What to produce: Would you pull out every line of the material that contains the string "JSON"?
START
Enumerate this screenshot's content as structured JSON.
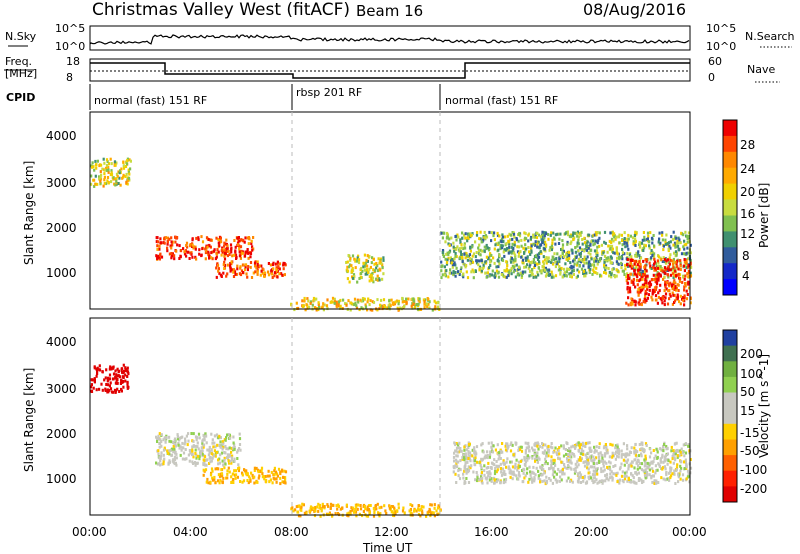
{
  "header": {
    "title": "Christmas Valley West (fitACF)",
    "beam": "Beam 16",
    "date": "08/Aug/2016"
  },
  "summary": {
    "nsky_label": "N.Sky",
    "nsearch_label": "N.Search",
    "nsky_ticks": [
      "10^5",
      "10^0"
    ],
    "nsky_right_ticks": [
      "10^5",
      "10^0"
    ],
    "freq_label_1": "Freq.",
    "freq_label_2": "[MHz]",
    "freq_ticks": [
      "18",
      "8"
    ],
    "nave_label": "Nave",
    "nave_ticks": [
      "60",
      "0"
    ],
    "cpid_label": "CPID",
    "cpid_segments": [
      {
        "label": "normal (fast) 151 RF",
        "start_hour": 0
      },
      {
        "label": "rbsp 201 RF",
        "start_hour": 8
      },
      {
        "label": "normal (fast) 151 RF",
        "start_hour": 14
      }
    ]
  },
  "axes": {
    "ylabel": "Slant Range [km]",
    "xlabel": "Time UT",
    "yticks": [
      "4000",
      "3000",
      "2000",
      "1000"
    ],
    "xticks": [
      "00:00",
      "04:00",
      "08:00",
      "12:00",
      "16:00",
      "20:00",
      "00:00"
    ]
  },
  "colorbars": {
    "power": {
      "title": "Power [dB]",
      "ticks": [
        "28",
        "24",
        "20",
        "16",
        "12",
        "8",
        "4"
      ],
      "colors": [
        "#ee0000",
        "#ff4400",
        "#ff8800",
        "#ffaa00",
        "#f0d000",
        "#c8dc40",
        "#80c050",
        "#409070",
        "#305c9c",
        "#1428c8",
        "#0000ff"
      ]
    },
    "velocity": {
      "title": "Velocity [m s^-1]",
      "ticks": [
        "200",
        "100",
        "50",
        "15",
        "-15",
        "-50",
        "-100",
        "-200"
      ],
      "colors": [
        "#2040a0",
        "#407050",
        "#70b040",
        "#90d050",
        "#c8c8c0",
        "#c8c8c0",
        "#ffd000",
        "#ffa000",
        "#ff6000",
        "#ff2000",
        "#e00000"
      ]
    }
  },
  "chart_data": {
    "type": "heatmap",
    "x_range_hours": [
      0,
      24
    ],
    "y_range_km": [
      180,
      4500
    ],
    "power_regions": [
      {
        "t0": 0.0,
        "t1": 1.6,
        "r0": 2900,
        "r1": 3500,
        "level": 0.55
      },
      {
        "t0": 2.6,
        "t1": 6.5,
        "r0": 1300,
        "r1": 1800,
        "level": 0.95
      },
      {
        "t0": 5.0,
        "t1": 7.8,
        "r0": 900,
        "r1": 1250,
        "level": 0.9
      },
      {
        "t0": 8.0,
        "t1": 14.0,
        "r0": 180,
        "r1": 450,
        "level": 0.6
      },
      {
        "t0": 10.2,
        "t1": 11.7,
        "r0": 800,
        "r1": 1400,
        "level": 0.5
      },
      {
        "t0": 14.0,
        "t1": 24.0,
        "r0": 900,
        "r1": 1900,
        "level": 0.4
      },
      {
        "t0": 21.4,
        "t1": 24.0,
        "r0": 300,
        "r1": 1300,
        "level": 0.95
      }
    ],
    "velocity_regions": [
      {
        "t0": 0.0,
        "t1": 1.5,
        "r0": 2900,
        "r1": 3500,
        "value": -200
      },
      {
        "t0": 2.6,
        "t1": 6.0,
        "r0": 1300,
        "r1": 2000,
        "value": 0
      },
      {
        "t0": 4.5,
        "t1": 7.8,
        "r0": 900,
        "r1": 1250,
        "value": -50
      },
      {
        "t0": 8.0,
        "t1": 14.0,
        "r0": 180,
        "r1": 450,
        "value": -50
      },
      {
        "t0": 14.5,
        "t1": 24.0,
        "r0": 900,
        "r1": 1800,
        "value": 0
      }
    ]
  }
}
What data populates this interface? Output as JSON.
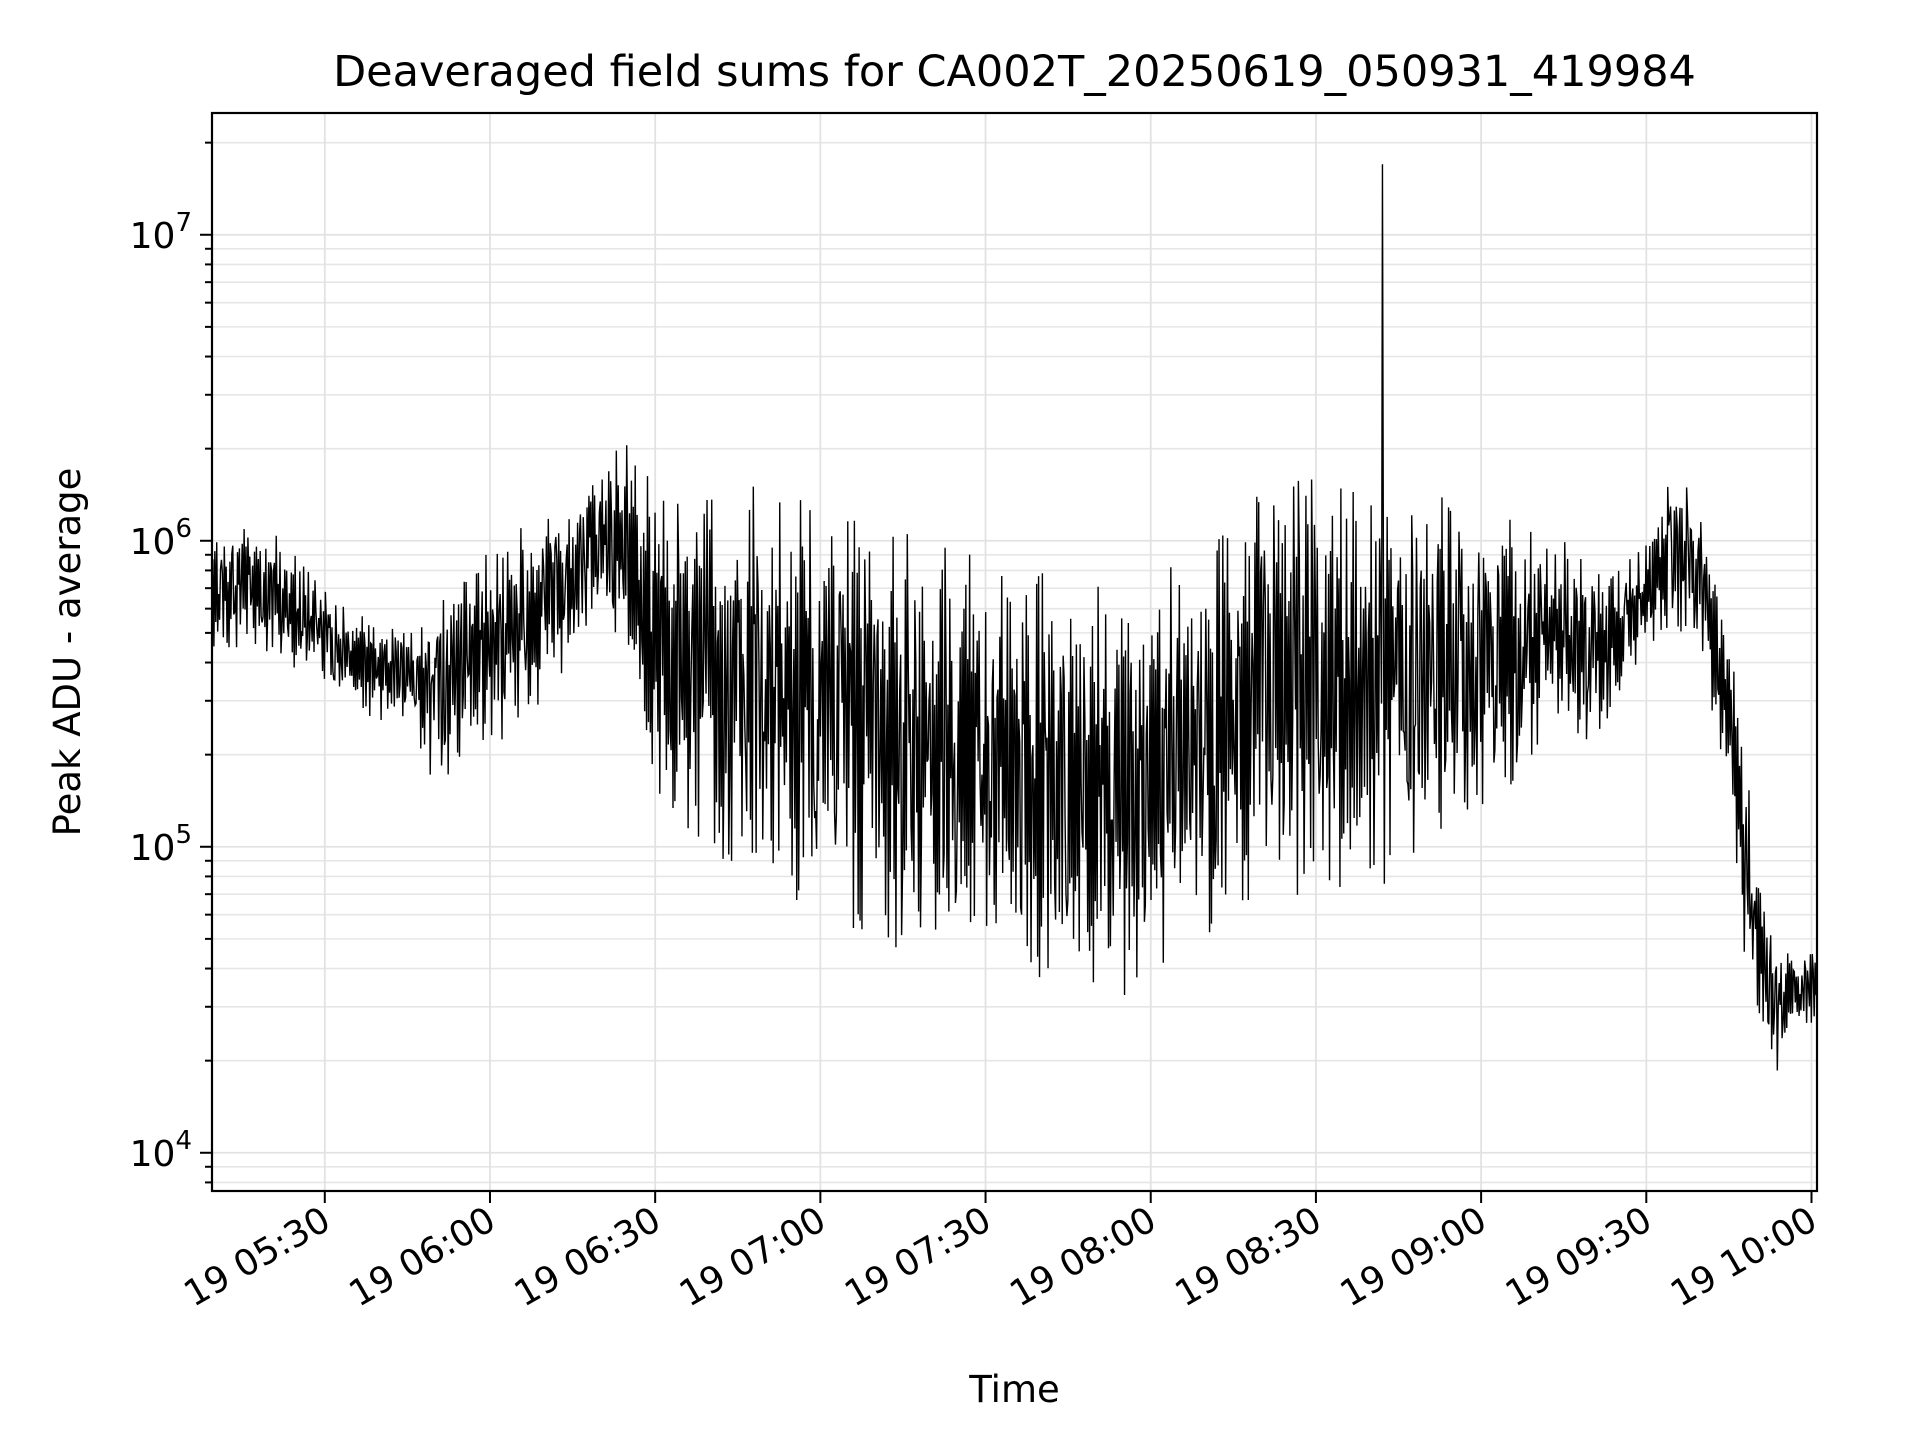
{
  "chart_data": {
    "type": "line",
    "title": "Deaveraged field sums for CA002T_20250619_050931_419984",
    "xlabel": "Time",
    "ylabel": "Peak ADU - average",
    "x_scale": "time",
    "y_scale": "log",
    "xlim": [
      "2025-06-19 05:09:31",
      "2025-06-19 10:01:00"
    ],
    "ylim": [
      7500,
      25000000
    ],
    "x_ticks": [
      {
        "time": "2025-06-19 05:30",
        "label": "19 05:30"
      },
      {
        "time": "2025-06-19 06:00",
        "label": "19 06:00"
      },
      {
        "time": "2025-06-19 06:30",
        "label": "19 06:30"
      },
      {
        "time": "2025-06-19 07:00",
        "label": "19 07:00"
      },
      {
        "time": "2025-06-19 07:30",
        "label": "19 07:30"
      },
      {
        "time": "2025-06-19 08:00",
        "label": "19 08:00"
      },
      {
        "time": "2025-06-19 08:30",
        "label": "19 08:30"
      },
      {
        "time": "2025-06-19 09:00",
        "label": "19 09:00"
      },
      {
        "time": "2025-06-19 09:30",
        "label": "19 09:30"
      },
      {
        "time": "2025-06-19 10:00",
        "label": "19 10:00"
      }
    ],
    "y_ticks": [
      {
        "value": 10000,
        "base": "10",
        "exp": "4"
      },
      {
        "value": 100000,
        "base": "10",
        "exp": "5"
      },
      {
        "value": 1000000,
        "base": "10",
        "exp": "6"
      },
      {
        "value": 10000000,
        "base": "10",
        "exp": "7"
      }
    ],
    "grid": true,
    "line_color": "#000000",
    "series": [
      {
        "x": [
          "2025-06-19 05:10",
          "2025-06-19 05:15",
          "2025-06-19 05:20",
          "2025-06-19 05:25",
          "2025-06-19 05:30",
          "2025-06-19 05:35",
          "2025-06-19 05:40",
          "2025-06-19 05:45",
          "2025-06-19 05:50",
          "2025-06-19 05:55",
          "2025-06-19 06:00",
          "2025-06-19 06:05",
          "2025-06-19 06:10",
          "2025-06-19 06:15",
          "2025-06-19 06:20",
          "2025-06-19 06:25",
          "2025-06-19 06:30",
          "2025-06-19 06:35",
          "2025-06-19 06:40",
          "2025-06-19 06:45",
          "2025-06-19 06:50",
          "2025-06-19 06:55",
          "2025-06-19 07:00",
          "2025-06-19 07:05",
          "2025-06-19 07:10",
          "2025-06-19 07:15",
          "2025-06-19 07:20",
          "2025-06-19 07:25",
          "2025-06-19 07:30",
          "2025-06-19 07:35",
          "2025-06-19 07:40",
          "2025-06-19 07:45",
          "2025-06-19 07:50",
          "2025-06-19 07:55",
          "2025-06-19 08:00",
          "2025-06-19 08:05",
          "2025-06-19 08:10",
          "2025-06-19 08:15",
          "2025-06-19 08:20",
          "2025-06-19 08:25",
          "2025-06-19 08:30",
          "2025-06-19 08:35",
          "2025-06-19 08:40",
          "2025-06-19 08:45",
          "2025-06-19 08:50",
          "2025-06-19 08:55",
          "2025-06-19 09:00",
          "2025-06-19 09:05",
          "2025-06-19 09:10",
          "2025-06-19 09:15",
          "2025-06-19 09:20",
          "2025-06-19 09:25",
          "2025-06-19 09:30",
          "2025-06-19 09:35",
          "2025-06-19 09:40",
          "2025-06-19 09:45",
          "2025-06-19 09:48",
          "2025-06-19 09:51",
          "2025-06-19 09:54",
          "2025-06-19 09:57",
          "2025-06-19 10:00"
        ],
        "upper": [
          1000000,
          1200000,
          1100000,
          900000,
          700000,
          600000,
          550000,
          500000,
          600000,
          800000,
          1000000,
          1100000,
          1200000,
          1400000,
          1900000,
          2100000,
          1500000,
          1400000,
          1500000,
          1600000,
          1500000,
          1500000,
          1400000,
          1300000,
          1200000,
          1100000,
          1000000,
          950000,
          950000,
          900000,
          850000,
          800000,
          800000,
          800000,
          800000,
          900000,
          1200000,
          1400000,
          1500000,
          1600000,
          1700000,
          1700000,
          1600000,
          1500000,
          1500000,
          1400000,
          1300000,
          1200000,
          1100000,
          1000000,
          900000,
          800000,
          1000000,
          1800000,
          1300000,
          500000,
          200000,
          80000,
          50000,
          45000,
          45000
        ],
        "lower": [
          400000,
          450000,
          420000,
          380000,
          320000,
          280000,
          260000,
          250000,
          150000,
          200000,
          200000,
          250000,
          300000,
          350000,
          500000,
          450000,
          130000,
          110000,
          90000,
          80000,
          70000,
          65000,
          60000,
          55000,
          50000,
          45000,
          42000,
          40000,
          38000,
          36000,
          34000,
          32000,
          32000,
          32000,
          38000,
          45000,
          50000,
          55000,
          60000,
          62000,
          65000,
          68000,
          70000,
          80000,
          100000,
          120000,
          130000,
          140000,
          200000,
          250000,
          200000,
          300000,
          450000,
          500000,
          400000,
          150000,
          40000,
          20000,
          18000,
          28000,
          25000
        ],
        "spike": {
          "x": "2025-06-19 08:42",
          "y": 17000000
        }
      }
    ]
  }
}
END
Task solution:
Enumerate this screenshot's content as structured JSON.
What data populates this interface? Output as JSON.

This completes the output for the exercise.